Prompt: What is the count of lines in the listing below that hold the string "such"? Reply with that number alone.

(Saved entries)
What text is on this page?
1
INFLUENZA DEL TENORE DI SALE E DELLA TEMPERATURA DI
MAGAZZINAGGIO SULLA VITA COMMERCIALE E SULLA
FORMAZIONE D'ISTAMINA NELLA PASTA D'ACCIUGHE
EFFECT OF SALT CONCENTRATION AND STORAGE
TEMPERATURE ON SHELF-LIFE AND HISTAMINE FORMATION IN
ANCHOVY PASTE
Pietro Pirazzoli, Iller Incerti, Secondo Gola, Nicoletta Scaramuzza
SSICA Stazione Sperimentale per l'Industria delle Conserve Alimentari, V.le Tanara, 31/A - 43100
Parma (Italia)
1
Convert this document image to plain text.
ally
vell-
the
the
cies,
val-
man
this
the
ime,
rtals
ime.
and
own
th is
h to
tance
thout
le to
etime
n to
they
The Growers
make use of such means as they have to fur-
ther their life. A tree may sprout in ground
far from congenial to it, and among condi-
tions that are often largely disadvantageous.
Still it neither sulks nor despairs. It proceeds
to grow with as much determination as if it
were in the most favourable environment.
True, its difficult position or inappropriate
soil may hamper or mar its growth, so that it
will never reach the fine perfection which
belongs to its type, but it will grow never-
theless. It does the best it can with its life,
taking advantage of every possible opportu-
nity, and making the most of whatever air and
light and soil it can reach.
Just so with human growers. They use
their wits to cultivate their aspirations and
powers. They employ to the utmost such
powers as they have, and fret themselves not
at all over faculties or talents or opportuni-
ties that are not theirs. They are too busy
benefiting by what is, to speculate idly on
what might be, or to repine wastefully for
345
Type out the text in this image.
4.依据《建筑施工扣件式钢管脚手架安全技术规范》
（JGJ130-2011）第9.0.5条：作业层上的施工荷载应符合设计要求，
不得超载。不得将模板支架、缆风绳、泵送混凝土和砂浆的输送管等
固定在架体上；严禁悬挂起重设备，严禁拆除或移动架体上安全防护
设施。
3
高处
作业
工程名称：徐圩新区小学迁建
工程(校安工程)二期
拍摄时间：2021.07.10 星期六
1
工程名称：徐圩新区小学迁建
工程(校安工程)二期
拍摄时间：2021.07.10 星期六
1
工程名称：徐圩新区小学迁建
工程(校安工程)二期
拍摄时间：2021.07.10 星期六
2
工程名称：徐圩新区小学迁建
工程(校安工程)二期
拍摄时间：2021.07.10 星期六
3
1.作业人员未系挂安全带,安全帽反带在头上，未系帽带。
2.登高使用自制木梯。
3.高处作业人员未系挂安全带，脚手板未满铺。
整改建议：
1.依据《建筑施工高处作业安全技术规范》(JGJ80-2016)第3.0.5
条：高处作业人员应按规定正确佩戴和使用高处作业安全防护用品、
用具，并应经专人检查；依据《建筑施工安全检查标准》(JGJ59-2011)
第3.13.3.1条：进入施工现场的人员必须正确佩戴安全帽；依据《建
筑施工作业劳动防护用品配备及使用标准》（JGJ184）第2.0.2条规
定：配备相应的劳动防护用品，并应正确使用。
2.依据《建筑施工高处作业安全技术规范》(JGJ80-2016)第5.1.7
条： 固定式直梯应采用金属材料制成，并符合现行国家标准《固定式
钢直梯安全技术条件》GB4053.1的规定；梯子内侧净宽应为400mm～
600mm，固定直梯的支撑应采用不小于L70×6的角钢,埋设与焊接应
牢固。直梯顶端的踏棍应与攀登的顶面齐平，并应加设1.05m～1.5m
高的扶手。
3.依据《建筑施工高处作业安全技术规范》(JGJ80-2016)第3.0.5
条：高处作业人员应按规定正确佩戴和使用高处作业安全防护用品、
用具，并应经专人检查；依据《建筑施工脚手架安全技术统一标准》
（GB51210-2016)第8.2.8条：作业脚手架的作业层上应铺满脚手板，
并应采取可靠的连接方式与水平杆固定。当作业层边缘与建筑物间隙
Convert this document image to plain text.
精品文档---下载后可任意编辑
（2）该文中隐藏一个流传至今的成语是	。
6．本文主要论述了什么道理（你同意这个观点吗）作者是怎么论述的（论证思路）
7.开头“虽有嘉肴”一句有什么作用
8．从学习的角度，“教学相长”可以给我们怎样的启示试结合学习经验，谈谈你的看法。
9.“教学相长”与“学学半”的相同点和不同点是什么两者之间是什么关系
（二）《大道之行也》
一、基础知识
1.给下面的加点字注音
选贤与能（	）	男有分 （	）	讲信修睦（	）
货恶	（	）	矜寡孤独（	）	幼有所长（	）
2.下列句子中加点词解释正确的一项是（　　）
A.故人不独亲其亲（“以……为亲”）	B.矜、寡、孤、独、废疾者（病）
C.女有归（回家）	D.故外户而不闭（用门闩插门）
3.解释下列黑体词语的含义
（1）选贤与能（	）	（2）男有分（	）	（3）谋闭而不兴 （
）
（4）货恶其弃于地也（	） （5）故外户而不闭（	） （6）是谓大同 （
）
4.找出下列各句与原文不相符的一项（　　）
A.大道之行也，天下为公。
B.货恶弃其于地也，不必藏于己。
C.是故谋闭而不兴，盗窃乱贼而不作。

Result of this task: 2